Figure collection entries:
■ ■ ■ ■ ■

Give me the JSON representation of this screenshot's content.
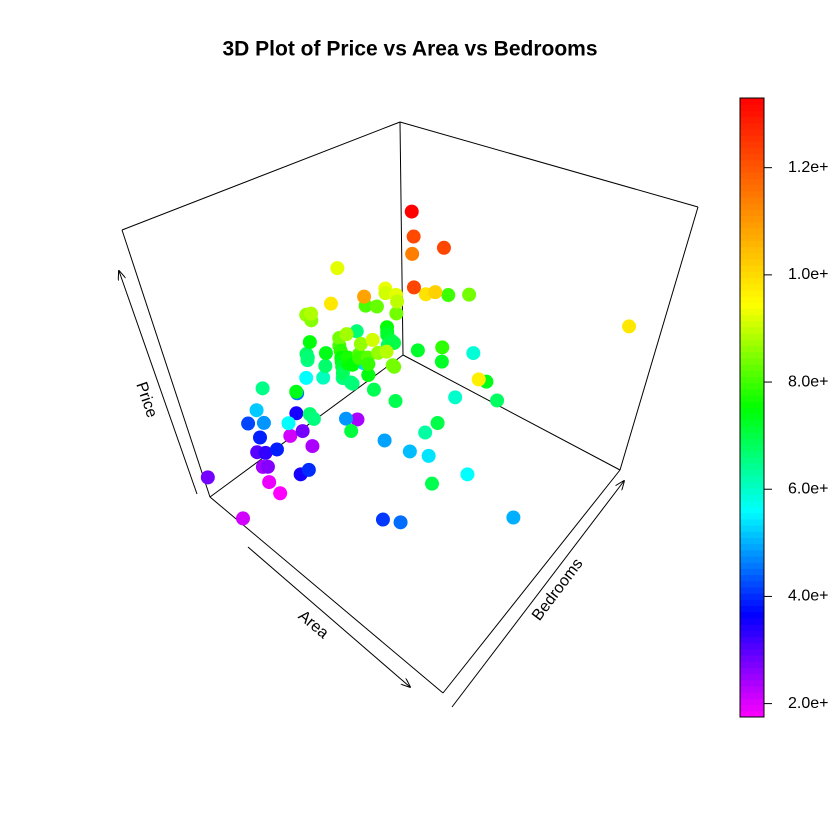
{
  "chart_data": {
    "type": "scatter3d",
    "title": "3D Plot of Price vs Area vs Bedrooms",
    "x_label": "Area",
    "y_label": "Bedrooms",
    "z_label": "Price",
    "xlim": [
      1650,
      16200
    ],
    "ylim": [
      1,
      6
    ],
    "zlim": [
      1750000,
      13300000
    ],
    "clim": [
      1750000,
      13300000
    ],
    "colormap": [
      "#ff00ff",
      "#0000ff",
      "#00ffff",
      "#00ff00",
      "#ffff00",
      "#ff8000",
      "#ff0000"
    ],
    "cticks": [
      {
        "value": 2000000,
        "label": "2.0e+"
      },
      {
        "value": 4000000,
        "label": "4.0e+"
      },
      {
        "value": 6000000,
        "label": "6.0e+"
      },
      {
        "value": 8000000,
        "label": "8.0e+"
      },
      {
        "value": 10000000,
        "label": "1.0e+"
      },
      {
        "value": 12000000,
        "label": "1.2e+"
      }
    ],
    "x": [
      7420,
      8960,
      9960,
      7500,
      7420,
      7500,
      8580,
      16200,
      8100,
      5750,
      13200,
      6000,
      6550,
      3500,
      7800,
      6000,
      6600,
      8500,
      4600,
      6420,
      4320,
      7155,
      8050,
      4560,
      8800,
      6540,
      6000,
      8875,
      7950,
      5500,
      7475,
      7000,
      4880,
      5960,
      6840,
      7000,
      7482,
      9000,
      6000,
      6550,
      6360,
      6480,
      6000,
      6000,
      6600,
      4300,
      7440,
      7440,
      6325,
      6000,
      5150,
      6000,
      6000,
      11440,
      9000,
      7680,
      6000,
      6000,
      8880,
      6240,
      6360,
      11175,
      8880,
      13200,
      7700,
      6000,
      12090,
      4000,
      6000,
      5020,
      6600,
      4040,
      4260,
      6420,
      6500,
      5960,
      6800,
      4000,
      4000,
      10500,
      9800,
      12900,
      10700,
      9620,
      8150,
      11410,
      10360,
      15600,
      8400,
      3300,
      3600,
      2500,
      3000,
      3100,
      2700,
      3240,
      2640,
      2910,
      3180,
      2800,
      3420,
      1950,
      3000,
      3649,
      2000,
      3850,
      4100,
      5400,
      6000,
      3800,
      5900,
      4500,
      3750,
      4800,
      5200
    ],
    "y": [
      4,
      4,
      3,
      4,
      4,
      3,
      4,
      5,
      4,
      3,
      3,
      4,
      4,
      4,
      3,
      4,
      4,
      3,
      3,
      3,
      3,
      3,
      3,
      3,
      3,
      4,
      3,
      3,
      5,
      4,
      3,
      3,
      4,
      3,
      5,
      3,
      3,
      4,
      3,
      3,
      3,
      3,
      4,
      3,
      3,
      3,
      3,
      3,
      3,
      4,
      3,
      3,
      2,
      4,
      4,
      4,
      4,
      3,
      2,
      4,
      4,
      3,
      3,
      2,
      3,
      3,
      4,
      3,
      4,
      3,
      2,
      3,
      4,
      3,
      3,
      3,
      2,
      3,
      2,
      3,
      4,
      3,
      3,
      3,
      3,
      2,
      2,
      3,
      5,
      2,
      2,
      2,
      3,
      2,
      3,
      2,
      2,
      3,
      2,
      2,
      3,
      3,
      2,
      2,
      1,
      1,
      2,
      2,
      2,
      4,
      3,
      4,
      3,
      3,
      2
    ],
    "z": [
      13300000,
      12250000,
      12250000,
      12215000,
      11410000,
      10850000,
      10150000,
      9800000,
      9870000,
      9800000,
      9681000,
      9310000,
      9240000,
      9240000,
      9100000,
      9100000,
      8960000,
      8890000,
      8855000,
      8750000,
      8680000,
      8645000,
      8645000,
      8540000,
      8433000,
      8400000,
      8400000,
      8400000,
      8400000,
      8295000,
      8190000,
      8120000,
      8080000,
      8043000,
      7980000,
      7962500,
      7910000,
      7875000,
      7840000,
      7700000,
      7700000,
      7560000,
      7560000,
      7525000,
      7490000,
      7455000,
      7420000,
      7420000,
      7420000,
      7350000,
      7350000,
      7350000,
      7350000,
      7343000,
      7245000,
      7210000,
      7210000,
      7140000,
      7070000,
      7035000,
      7000000,
      7000000,
      6930000,
      6930000,
      6895000,
      6860000,
      6790000,
      6790000,
      6755000,
      6720000,
      6685000,
      6650000,
      6650000,
      6629000,
      6615000,
      6615000,
      6580000,
      6510000,
      6510000,
      6300000,
      6000000,
      5600000,
      5400000,
      5100000,
      4900000,
      4500000,
      4100000,
      5000000,
      5900000,
      5200000,
      4800000,
      4200000,
      4550000,
      3900000,
      3500000,
      3300000,
      3010000,
      2800000,
      2660000,
      2450000,
      2380000,
      2100000,
      1890000,
      1750000,
      2800000,
      2100000,
      3900000,
      3500000,
      4000000,
      2400000,
      4800000,
      5300000,
      5600000,
      6100000,
      5600000
    ]
  }
}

■ ■ ■ ■ ■

WHAT THE TASK REQUIRES ->
Transcribe the material exactly, leaving every picture out.

REPLY ->
Give me the JSON representation of this screenshot's content.
{
  "chart_data": {
    "type": "scatter3d",
    "title": "3D Plot of Price vs Area vs Bedrooms",
    "x_label": "Area",
    "y_label": "Bedrooms",
    "z_label": "Price",
    "xlim": [
      1650,
      16200
    ],
    "ylim": [
      1,
      6
    ],
    "zlim": [
      1750000,
      13300000
    ],
    "clim": [
      1750000,
      13300000
    ],
    "colormap": [
      "#ff00ff",
      "#0000ff",
      "#00ffff",
      "#00ff00",
      "#ffff00",
      "#ff8000",
      "#ff0000"
    ],
    "cticks": [
      {
        "value": 2000000,
        "label": "2.0e+"
      },
      {
        "value": 4000000,
        "label": "4.0e+"
      },
      {
        "value": 6000000,
        "label": "6.0e+"
      },
      {
        "value": 8000000,
        "label": "8.0e+"
      },
      {
        "value": 10000000,
        "label": "1.0e+"
      },
      {
        "value": 12000000,
        "label": "1.2e+"
      }
    ],
    "x": [
      7420,
      8960,
      9960,
      7500,
      7420,
      7500,
      8580,
      16200,
      8100,
      5750,
      13200,
      6000,
      6550,
      3500,
      7800,
      6000,
      6600,
      8500,
      4600,
      6420,
      4320,
      7155,
      8050,
      4560,
      8800,
      6540,
      6000,
      8875,
      7950,
      5500,
      7475,
      7000,
      4880,
      5960,
      6840,
      7000,
      7482,
      9000,
      6000,
      6550,
      6360,
      6480,
      6000,
      6000,
      6600,
      4300,
      7440,
      7440,
      6325,
      6000,
      5150,
      6000,
      6000,
      11440,
      9000,
      7680,
      6000,
      6000,
      8880,
      6240,
      6360,
      11175,
      8880,
      13200,
      7700,
      6000,
      12090,
      4000,
      6000,
      5020,
      6600,
      4040,
      4260,
      6420,
      6500,
      5960,
      6800,
      4000,
      4000,
      10500,
      9800,
      12900,
      10700,
      9620,
      8150,
      11410,
      10360,
      15600,
      8400,
      3300,
      3600,
      2500,
      3000,
      3100,
      2700,
      3240,
      2640,
      2910,
      3180,
      2800,
      3420,
      1950,
      3000,
      3649,
      2000,
      3850,
      4100,
      5400,
      6000,
      3800,
      5900,
      4500,
      3750,
      4800,
      5200
    ],
    "y": [
      4,
      4,
      3,
      4,
      4,
      3,
      4,
      5,
      4,
      3,
      3,
      4,
      4,
      4,
      3,
      4,
      4,
      3,
      3,
      3,
      3,
      3,
      3,
      3,
      3,
      4,
      3,
      3,
      5,
      4,
      3,
      3,
      4,
      3,
      5,
      3,
      3,
      4,
      3,
      3,
      3,
      3,
      4,
      3,
      3,
      3,
      3,
      3,
      3,
      4,
      3,
      3,
      2,
      4,
      4,
      4,
      4,
      3,
      2,
      4,
      4,
      3,
      3,
      2,
      3,
      3,
      4,
      3,
      4,
      3,
      2,
      3,
      4,
      3,
      3,
      3,
      2,
      3,
      2,
      3,
      4,
      3,
      3,
      3,
      3,
      2,
      2,
      3,
      5,
      2,
      2,
      2,
      3,
      2,
      3,
      2,
      2,
      3,
      2,
      2,
      3,
      3,
      2,
      2,
      1,
      1,
      2,
      2,
      2,
      4,
      3,
      4,
      3,
      3,
      2
    ],
    "z": [
      13300000,
      12250000,
      12250000,
      12215000,
      11410000,
      10850000,
      10150000,
      9800000,
      9870000,
      9800000,
      9681000,
      9310000,
      9240000,
      9240000,
      9100000,
      9100000,
      8960000,
      8890000,
      8855000,
      8750000,
      8680000,
      8645000,
      8645000,
      8540000,
      8433000,
      8400000,
      8400000,
      8400000,
      8400000,
      8295000,
      8190000,
      8120000,
      8080000,
      8043000,
      7980000,
      7962500,
      7910000,
      7875000,
      7840000,
      7700000,
      7700000,
      7560000,
      7560000,
      7525000,
      7490000,
      7455000,
      7420000,
      7420000,
      7420000,
      7350000,
      7350000,
      7350000,
      7350000,
      7343000,
      7245000,
      7210000,
      7210000,
      7140000,
      7070000,
      7035000,
      7000000,
      7000000,
      6930000,
      6930000,
      6895000,
      6860000,
      6790000,
      6790000,
      6755000,
      6720000,
      6685000,
      6650000,
      6650000,
      6629000,
      6615000,
      6615000,
      6580000,
      6510000,
      6510000,
      6300000,
      6000000,
      5600000,
      5400000,
      5100000,
      4900000,
      4500000,
      4100000,
      5000000,
      5900000,
      5200000,
      4800000,
      4200000,
      4550000,
      3900000,
      3500000,
      3300000,
      3010000,
      2800000,
      2660000,
      2450000,
      2380000,
      2100000,
      1890000,
      1750000,
      2800000,
      2100000,
      3900000,
      3500000,
      4000000,
      2400000,
      4800000,
      5300000,
      5600000,
      6100000,
      5600000
    ]
  }
}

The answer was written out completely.